Will you print the material below without altering a single character?
################
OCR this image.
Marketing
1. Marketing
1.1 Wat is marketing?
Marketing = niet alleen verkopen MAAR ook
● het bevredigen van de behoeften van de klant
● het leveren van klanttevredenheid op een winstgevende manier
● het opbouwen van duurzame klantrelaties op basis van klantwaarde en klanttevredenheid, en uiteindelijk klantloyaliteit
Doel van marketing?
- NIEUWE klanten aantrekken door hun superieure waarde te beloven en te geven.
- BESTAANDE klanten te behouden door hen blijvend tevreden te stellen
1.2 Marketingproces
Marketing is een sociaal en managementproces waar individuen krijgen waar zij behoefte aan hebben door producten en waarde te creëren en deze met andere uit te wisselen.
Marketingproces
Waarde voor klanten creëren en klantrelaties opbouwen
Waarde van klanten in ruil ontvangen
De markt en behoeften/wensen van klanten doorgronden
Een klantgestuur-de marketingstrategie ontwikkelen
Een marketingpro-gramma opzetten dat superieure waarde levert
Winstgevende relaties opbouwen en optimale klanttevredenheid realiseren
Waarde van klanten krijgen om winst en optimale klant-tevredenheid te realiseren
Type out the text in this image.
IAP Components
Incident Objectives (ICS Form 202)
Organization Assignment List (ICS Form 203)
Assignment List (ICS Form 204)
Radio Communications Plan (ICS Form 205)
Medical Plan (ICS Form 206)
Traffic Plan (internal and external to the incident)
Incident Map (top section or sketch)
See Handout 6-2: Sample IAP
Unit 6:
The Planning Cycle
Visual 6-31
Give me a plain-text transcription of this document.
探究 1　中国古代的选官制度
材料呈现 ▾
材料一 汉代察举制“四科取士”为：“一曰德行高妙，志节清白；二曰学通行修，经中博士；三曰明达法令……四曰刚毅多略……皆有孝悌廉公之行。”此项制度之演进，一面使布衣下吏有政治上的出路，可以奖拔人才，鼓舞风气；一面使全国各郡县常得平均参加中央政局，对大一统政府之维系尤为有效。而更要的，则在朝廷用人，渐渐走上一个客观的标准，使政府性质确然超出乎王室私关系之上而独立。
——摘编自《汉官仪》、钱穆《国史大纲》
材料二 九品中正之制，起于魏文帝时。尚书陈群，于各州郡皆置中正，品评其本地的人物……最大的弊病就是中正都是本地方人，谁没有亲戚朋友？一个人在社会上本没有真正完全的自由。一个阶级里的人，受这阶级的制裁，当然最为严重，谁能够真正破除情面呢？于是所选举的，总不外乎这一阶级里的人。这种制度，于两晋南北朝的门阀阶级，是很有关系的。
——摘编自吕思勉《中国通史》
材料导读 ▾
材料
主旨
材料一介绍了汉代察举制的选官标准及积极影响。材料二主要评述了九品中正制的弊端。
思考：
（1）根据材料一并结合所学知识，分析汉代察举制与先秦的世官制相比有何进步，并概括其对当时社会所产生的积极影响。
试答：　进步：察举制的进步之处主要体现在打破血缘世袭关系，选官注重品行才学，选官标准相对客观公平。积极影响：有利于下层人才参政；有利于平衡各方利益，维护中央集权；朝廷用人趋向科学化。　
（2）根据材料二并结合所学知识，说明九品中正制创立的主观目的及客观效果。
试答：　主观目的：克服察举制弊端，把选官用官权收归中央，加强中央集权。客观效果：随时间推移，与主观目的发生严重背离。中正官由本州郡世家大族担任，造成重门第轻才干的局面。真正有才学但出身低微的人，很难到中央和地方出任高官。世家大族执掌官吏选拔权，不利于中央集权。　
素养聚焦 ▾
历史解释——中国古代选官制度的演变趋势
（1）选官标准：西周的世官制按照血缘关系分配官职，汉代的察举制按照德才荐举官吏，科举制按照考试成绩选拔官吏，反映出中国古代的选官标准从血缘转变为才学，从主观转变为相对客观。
################
• Task solution:
OCR this image.
Marketing
1. Marketing
1.1 Wat is marketing?
Marketing = niet alleen verkopen MAAR ook
● het bevredigen van de behoeften van de klant
● het leveren van klanttevredenheid op een winstgevende manier
● het opbouwen van duurzame klantrelaties op basis van klantwaarde en klanttevredenheid, en uiteindelijk klantloyaliteit
Doel van marketing?
- NIEUWE klanten aantrekken door hun superieure waarde te beloven en te geven.
- BESTAANDE klanten te behouden door hen blijvend tevreden te stellen
1.2 Marketingproces
Marketing is een sociaal en managementproces waar individuen krijgen waar zij behoefte aan hebben door producten en waarde te creëren en deze met andere uit te wisselen.
Marketingproces
Waarde voor klanten creëren en klantrelaties opbouwen
Waarde van klanten in ruil ontvangen
De markt en behoeften/wensen van klanten doorgronden
Een klantgestuur-de marketingstrategie ontwikkelen
Een marketingpro-gramma opzetten dat superieure waarde levert
Winstgevende relaties opbouwen en optimale klanttevredenheid realiseren
Waarde van klanten krijgen om winst en optimale klant-tevredenheid te realiseren
Type out the text in this image.
IAP Components
Incident Objectives (ICS Form 202)
Organization Assignment List (ICS Form 203)
Assignment List (ICS Form 204)
Radio Communications Plan (ICS Form 205)
Medical Plan (ICS Form 206)
Traffic Plan (internal and external to the incident)
Incident Map (top section or sketch)
See Handout 6-2: Sample IAP
Unit 6:
The Planning Cycle
Visual 6-31
Give me a plain-text transcription of this document.
探究 1　中国古代的选官制度
材料呈现 ▾
材料一 汉代察举制“四科取士”为：“一曰德行高妙，志节清白；二曰学通行修，经中博士；三曰明达法令……四曰刚毅多略……皆有孝悌廉公之行。”此项制度之演进，一面使布衣下吏有政治上的出路，可以奖拔人才，鼓舞风气；一面使全国各郡县常得平均参加中央政局，对大一统政府之维系尤为有效。而更要的，则在朝廷用人，渐渐走上一个客观的标准，使政府性质确然超出乎王室私关系之上而独立。
——摘编自《汉官仪》、钱穆《国史大纲》
材料二 九品中正之制，起于魏文帝时。尚书陈群，于各州郡皆置中正，品评其本地的人物……最大的弊病就是中正都是本地方人，谁没有亲戚朋友？一个人在社会上本没有真正完全的自由。一个阶级里的人，受这阶级的制裁，当然最为严重，谁能够真正破除情面呢？于是所选举的，总不外乎这一阶级里的人。这种制度，于两晋南北朝的门阀阶级，是很有关系的。
——摘编自吕思勉《中国通史》
材料导读 ▾
材料
主旨
材料一介绍了汉代察举制的选官标准及积极影响。材料二主要评述了九品中正制的弊端。
思考：
（1）根据材料一并结合所学知识，分析汉代察举制与先秦的世官制相比有何进步，并概括其对当时社会所产生的积极影响。
试答：　进步：察举制的进步之处主要体现在打破血缘世袭关系，选官注重品行才学，选官标准相对客观公平。积极影响：有利于下层人才参政；有利于平衡各方利益，维护中央集权；朝廷用人趋向科学化。　
（2）根据材料二并结合所学知识，说明九品中正制创立的主观目的及客观效果。
试答：　主观目的：克服察举制弊端，把选官用官权收归中央，加强中央集权。客观效果：随时间推移，与主观目的发生严重背离。中正官由本州郡世家大族担任，造成重门第轻才干的局面。真正有才学但出身低微的人，很难到中央和地方出任高官。世家大族执掌官吏选拔权，不利于中央集权。　
素养聚焦 ▾
历史解释——中国古代选官制度的演变趋势
（1）选官标准：西周的世官制按照血缘关系分配官职，汉代的察举制按照德才荐举官吏，科举制按照考试成绩选拔官吏，反映出中国古代的选官标准从血缘转变为才学，从主观转变为相对客观。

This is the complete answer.